Items listed in a dataset:
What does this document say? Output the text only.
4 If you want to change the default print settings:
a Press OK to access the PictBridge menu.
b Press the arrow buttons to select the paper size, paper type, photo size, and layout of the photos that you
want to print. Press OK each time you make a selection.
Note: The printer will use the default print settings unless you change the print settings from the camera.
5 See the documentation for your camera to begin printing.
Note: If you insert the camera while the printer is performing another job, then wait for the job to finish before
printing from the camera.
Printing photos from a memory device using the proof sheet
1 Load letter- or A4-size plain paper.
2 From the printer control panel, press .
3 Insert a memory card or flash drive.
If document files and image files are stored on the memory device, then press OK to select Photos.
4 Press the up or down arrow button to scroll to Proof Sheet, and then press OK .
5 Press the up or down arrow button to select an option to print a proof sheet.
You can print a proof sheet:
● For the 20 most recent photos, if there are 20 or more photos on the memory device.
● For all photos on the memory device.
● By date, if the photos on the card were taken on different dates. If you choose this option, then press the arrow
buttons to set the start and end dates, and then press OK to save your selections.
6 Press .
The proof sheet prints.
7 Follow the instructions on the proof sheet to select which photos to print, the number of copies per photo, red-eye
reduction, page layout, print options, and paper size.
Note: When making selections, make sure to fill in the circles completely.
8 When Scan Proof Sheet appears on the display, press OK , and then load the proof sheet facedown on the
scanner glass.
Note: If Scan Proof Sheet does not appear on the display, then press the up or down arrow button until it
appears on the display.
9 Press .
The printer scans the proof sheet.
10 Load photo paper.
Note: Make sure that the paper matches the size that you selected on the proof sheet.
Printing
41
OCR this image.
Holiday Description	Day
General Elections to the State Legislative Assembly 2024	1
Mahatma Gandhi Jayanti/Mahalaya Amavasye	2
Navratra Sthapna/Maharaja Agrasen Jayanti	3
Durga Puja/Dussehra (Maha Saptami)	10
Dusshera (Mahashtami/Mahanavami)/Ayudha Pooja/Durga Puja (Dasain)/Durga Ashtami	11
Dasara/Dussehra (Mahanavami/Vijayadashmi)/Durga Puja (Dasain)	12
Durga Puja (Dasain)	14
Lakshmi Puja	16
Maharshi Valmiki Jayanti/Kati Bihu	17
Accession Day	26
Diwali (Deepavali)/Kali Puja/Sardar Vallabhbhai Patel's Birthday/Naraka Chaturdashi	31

## Your objective
Only the lines from the one that contains "OCR this image." through the last line should be repeated, each exactly as it stands, with both ends included.

## Result of the exercise
OCR this image.
Holiday Description	Day
General Elections to the State Legislative Assembly 2024	1
Mahatma Gandhi Jayanti/Mahalaya Amavasye	2
Navratra Sthapna/Maharaja Agrasen Jayanti	3
Durga Puja/Dussehra (Maha Saptami)	10
Dusshera (Mahashtami/Mahanavami)/Ayudha Pooja/Durga Puja (Dasain)/Durga Ashtami	11
Dasara/Dussehra (Mahanavami/Vijayadashmi)/Durga Puja (Dasain)	12
Durga Puja (Dasain)	14
Lakshmi Puja	16
Maharshi Valmiki Jayanti/Kati Bihu	17
Accession Day	26
Diwali (Deepavali)/Kali Puja/Sardar Vallabhbhai Patel's Birthday/Naraka Chaturdashi	31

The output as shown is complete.